- Texto proporcionado

+===+

La cultura aparece muy vinculada al Estado como promotor y a la retórica de la Revolución mexicana, aunque existieron intentos de muy diverso orden. Se participaba de la llamada “cultura occidental” y se observaban de lejos sus paradigmas para no quedarse atrás en su ejercicio, aun cuando se buscó insistentemente un nacionalismo cultural. La “Unidad Nacional” fue un propósito explícito en los discursos políticos, girando siempre alrededor del Estado pero, salvo los intentos de José Vasconcelos y algunos otros durante el Cardenismo, se careció de proyectos claros y definidos. Sin embargo, el Estado sí propició el desarrollo de la cultura mediante la creación de instancias de investigación, de fomento al arte y a la literatura y cupieron ideologías variopintas de manera flexible, adaptándose a las nuevas circunstancias y a los nichos de recepción del momento.[2]
A mediados del siglo xx, la Ciudad de México ofrecía posibilidades culturales que eran inexistentes en el resto del país, por lo cual muchas familias decidieron migrar a ésta. La Universidad Nacional Autónoma de México se volvió un centro de encuentro entre intelectuales que protagonizaron la vida cultural de nuestro país, particularmente, en la Facultad de Filosofía y Letras, donde Luisa Josefina Hernández conoció a algunas figuras literarias importantes de la época, como Juan García Ponce, Emilio Carballido, Jorge Ibargüengoitia, Sergio Magaña y Sergio Fernández.
Los palacios desiertos en el contexto de la literatura mexicana
A partir de la década de los cincuenta la novela mexicana se transformó radicalmente. Se alejó de los rasgos que definieron a los relatos de la Revolución, así como de los temas característicos del costumbrismo y del realismo social para adquirir una fuerza y vitalidad inusitada. Algunos críticos sitúan la publicación de Al filo del agua (1947) de Agustín Yáñez como una fecha paradigmática al respecto.

+===+

- Datos suministrados
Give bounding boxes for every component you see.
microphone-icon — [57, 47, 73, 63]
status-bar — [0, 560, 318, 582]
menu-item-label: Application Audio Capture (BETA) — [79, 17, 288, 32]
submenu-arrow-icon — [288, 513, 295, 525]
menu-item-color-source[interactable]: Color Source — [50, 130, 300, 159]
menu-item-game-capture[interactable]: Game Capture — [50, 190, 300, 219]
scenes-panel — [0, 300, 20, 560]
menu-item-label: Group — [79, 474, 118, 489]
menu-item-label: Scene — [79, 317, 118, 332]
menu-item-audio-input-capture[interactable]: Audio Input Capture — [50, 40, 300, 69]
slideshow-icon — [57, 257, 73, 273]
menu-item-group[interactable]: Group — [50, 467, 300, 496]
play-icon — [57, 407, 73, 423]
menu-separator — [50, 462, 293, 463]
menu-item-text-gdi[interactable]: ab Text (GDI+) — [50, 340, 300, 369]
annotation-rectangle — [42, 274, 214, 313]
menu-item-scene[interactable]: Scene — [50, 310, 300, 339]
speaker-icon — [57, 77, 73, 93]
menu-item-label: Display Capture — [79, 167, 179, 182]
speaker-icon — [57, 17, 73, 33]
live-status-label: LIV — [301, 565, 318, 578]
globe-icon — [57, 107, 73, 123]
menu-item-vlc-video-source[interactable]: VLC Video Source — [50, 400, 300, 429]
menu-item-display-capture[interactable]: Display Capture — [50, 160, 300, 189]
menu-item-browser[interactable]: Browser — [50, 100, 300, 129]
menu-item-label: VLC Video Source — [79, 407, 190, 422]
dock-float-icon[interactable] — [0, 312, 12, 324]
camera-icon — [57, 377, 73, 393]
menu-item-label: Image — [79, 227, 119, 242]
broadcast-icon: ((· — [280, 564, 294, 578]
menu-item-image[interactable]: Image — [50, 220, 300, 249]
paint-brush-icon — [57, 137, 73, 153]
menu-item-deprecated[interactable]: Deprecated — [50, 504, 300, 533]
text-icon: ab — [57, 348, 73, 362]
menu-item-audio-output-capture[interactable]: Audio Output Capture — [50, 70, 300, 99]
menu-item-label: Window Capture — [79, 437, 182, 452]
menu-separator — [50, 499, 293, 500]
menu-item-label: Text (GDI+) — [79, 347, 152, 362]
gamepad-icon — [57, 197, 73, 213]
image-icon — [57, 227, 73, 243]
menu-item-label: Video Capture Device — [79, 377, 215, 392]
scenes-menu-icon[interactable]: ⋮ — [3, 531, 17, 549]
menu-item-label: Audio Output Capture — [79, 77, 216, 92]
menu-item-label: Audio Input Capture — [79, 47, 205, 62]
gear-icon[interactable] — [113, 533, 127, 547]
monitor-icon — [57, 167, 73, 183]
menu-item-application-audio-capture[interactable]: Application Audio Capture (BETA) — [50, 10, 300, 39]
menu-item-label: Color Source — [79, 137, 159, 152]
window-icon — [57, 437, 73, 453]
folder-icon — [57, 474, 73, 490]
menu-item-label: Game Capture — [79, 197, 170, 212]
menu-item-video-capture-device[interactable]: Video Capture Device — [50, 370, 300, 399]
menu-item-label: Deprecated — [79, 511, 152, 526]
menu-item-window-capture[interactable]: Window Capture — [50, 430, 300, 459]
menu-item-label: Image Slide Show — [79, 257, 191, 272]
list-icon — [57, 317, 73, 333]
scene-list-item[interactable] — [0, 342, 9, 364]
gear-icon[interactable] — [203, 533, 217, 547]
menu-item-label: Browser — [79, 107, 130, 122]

+===+

- Tarea 1
Indique si cada afirmación concuerda con el texto sobre la cultura y la novela mexicanas: (a) la Universidad Nacional Autónoma de México se convirtió en un punto de encuentro de intelectuales; (b) Luisa Josefina Hernández conoció a Jorge Ibargüengoitia en la Facultad de Derecho; (c) Al filo del agua se publicó en 1955. Responda sí o no en cada caso y cite textualmente las palabras del texto que lo deciden.
- Tarea 2
Prosiga el texto sobre la cultura y la novela mexicanas a partir de su última oración.

- Resultado 1
(a) Sí: «La Universidad Nacional Autónoma de México se volvió un centro de encuentro entre intelectuales».
(b) No: «particularmente, en la Facultad de Filosofía y Letras, donde Luisa Josefina Hernández conoció a algunas figuras literarias importantes de la época».
(c) No: «Al filo del agua (1947) de Agustín Yáñez».

- Resultado 2
Luisa Josefina Hernández perteneció a la Generación del Medio Siglo (conformada por autores nacidos entre 1921 y 1935) y, a su vez, formó parte de la generación de escritores que inauguraron la “nueva novela mexicana”, la cual se caracterizó por mostrar una visión crítica de la realidad que se vivía en México y por construir meticulosamente la complejidad psicológica de los personajes. Entre los autores que representan esta corriente literaria se encuentran: Guadalupe Dueñas, Elena Garro, Rosario Castellanos, Emilio Carballido, Luis Spota, Sergio Fernández, Sergio Galindo, Amparo Dávila, Carlos Fuentes, Juan García Ponce, Salvador Elizondo, Elena Poniatowska y Vicente Leñero.
Con el fin de situar la obra narrativa de Luisa Josefina Hernández en la literatura mexicana, Elsa Margarita Saucedo propuso en su tesis doctoral que la autora “representa un punto central en la narrativa mexicana de su generación así como un enlace con la generación anterior de Revueltas (1914), Arreola (1918) y Rulfo (1918)”.[3] Asimismo, Saucedo identificó en las novelas de Hernández algunos temas propios de estos autores, como la denuncia social, inquietudes metafísicas o bien, características propias del realismo mágico, y, al mismo tiempo, intereses comunes con sus contemporáneos, como la visión histórica de Carlos Fuentes, el interés de Vicente Leñero por los neuróticos, la exploración psicológica de Sergio Galindo, o bien, la reflexión sobre del mal, característica de la obra de Juan García Ponce.
Es importante señalar que Luisa Josefina Hernández fue una figura relevante en el contexto cultural mexicano del medio siglo. Cuando se publicó Los palacios desiertos en 1963, las escritoras mexicanas ya contaban con una breve, pero significativa genealogía de autoras que habían abierto el camino para la inserción de las mujeres en la literatura. Desde la década de los cincuenta, la presencia de escritoras comenzó a manifestarse y a tomar fuerza gracias a figuras como Rosario Castellanos, Elena Garro, Inés Arredondo y Amparo Dávila, sin embargo, su participación era limitada; un ejemplo de ello es la exigua aparición de narradoras y poetas en antologías de la época pese a su calidad literaria.
Es un hecho que Luisa Josefina Hernández fue la escritora mexicana más prolífica del siglo xx. Si bien su obra ha abarcado diversos géneros literarios, su figura está asociada a su trabajo como dramaturga pese a que su producción novelística es también considerable. Hernández publicó veinte novelas y otras tres permanecen inéditas. De igual manera, su obra narrativa ha sido reconocida con premios literarios importantes: Nostalgia de Troya (1970) ganó el Premio Magda Donato en 1971 y Apocalipsis cum figuris (1982) recibió el Premio Xavier Villaurrutia.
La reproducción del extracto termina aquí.